_Document excerpt_
━━━━━━━━━━

Nuxeo OCR?

Hi, i'm new with Nuxeo and similars..

I want to scan a large bill with a professional machine and I would like the content is indexed. To do this, as I read it is necessary to use an OCR with Nuxeo.

So when I add a document to Nuxeo, will run a script / command that will call the correct OCR for indexing content.

My question is, what OCR recommend?

thanks

0 votes

4 answers

7041 views

ANSWER



You can also have a look at Ephesoft but this is more than simple OCR There is an integration within Nuxeo based on CMIS connectivity http://www.nuxeo.com/en/products/integration/ephesoft-capture

Cheers

0 votes



You can try to install this:

https://github.com/nuxeo/nuxeo-platform-ocr

I ve installed this module and is working nice! It is a plugin that uses Tesseract OCR

Regards

Ruben Bahntje Ushuaia - Argentina

2 votes



rbahntje,

Thanks, ¿Hablas español?

11/20/2011


Thanks Roland for the comment.

Tesseract OCR may be installed inside Nuxeo server, so every time an image document is saved inside Nuxeo, the OCR runs and index the document for future searchs without any user interaction. Is there any way to do the same with Ephesoft? If you run your own application I know you can integrate Ephsoft and Nuxeo using CMIS, but, is there any way to configure Nuxeo so every time a document is upload inside certain folder to run Ephsoft and analyze it?

Regards (and excuse me for my bad english)

Ruben

0 votes



Hi, To keep this OSQA site really readable I have ask your new question here: http://answers.nuxeo.com/questions/639/can-nuxeo-integrate-totally-ephesoft-as-a-native-capture-feed

:-)

Thanks

11/29/2011


Hi, Can you tell me how I can install Nuxeo with Ephesoft or some place where you document?

Do you know if there are virtual machines made ​​with Nuxeo + OCR integration to test?

Thanks

0 votes



Soni,

Ephesoft software is used at the "capture" level, you install it in the workstation where you scan the images to be uploads to the Nuxeo repositories.

The OCR integration provided by https://github.com/nuxeo/nuxeo-platform-ocr#readme it runs inside the repositorie, so the only thing you must do is to upload an image and the OCR create "comments" to the image with the text it recognize inside the image and then you can find this file searching its content.

I ve Nuxeo+OCR running in an Oracle VM Server 2.0 machine, I am waiting the next Nuxeo DM release to make a full new VM from scratch.

If you can wait a few weeks, I will create it and put it in an ftp site so you can download it.

Regards

Ruben

11/24/2011

Ok Rubens,

I try install OCR Integration, but i get few errors when "Build Olena"… I'm use Ubuntu 11

I wish you could create a virtual machine with Nuxeo + OCR to try. Is it possible to prove your actual version, that you have created? But if it is impossible, we hope to come out the new version of Nuxeo DM

Thanks, i wait you.

11/24/2011

@Ruben

Ephesoft is not a client-side OCR solution but server side. Needs a Java server and runs in a browser afaik. You can find some specs here http://www.ephesoft.com/wiki/index.php?title=Main_Page

Cheers, Roland

11/28/2011

━━━━━━━━━━

_Data excerpt_
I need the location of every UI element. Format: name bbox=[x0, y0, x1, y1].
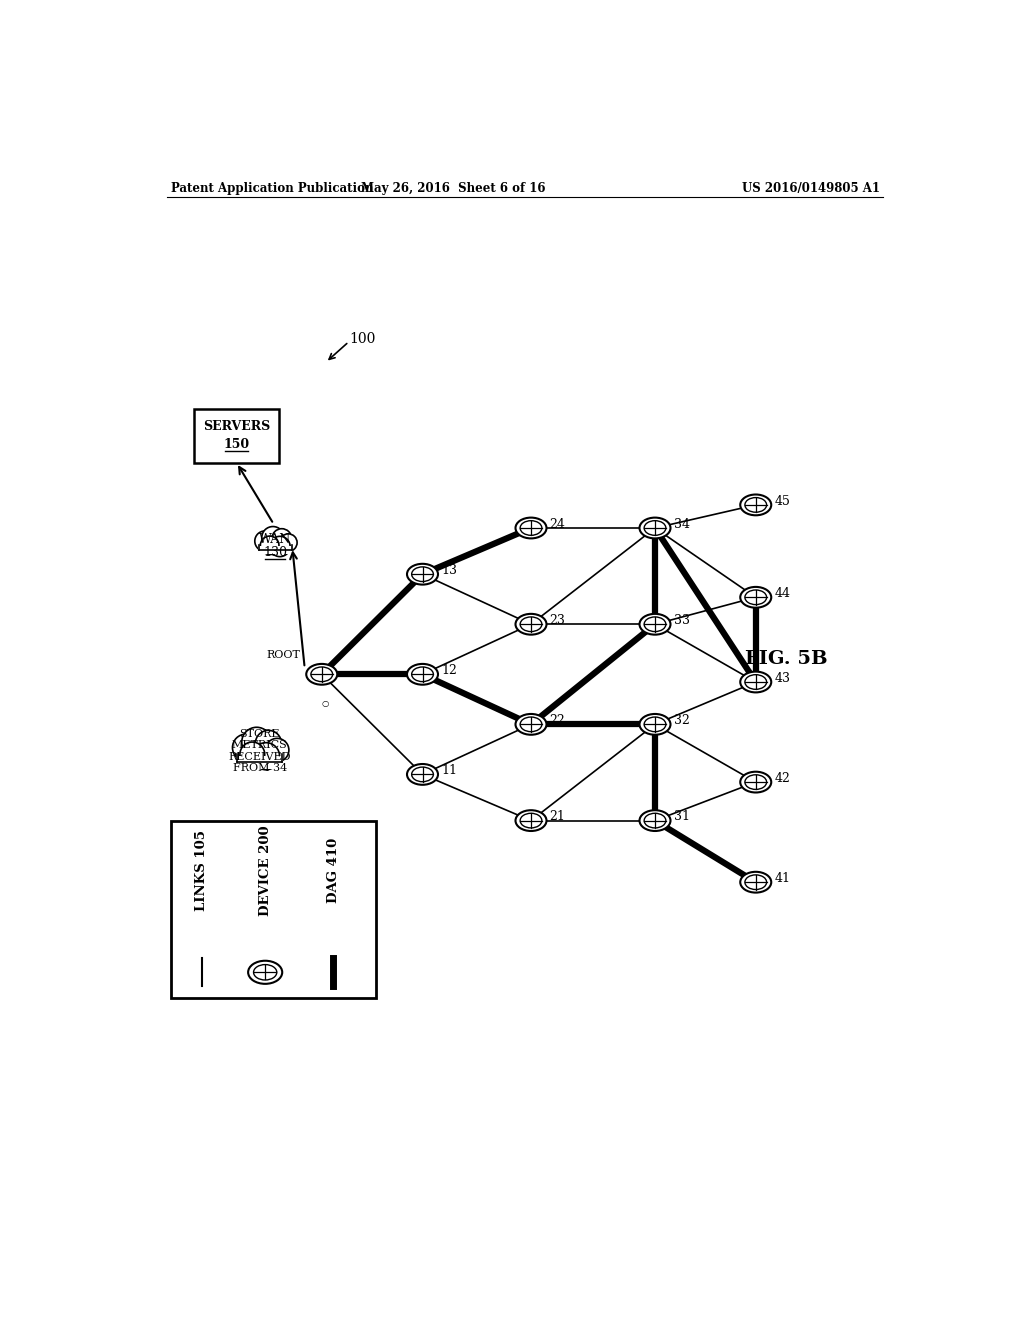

━━━━━━━━━━

_Exercise instructions_
Copy everything from "Ephesoft software is" down to "VM from scratch." in the Nuxeo OCR thread, substituting "computer" for "workstation".

_Complete output_
Ephesoft software is used at the "capture" level, you install it in the computer where you scan the images to be uploads to the Nuxeo repositories.

The OCR integration provided by https://github.com/nuxeo/nuxeo-platform-ocr#readme it runs inside the repositorie, so the only thing you must do is to upload an image and the OCR create "comments" to the image with the text it recognize inside the image and then you can find this file searching its content.

I ve Nuxeo+OCR running in an Oracle VM Server 2.0 machine, I am waiting the next Nuxeo DM release to make a full new VM from scratch.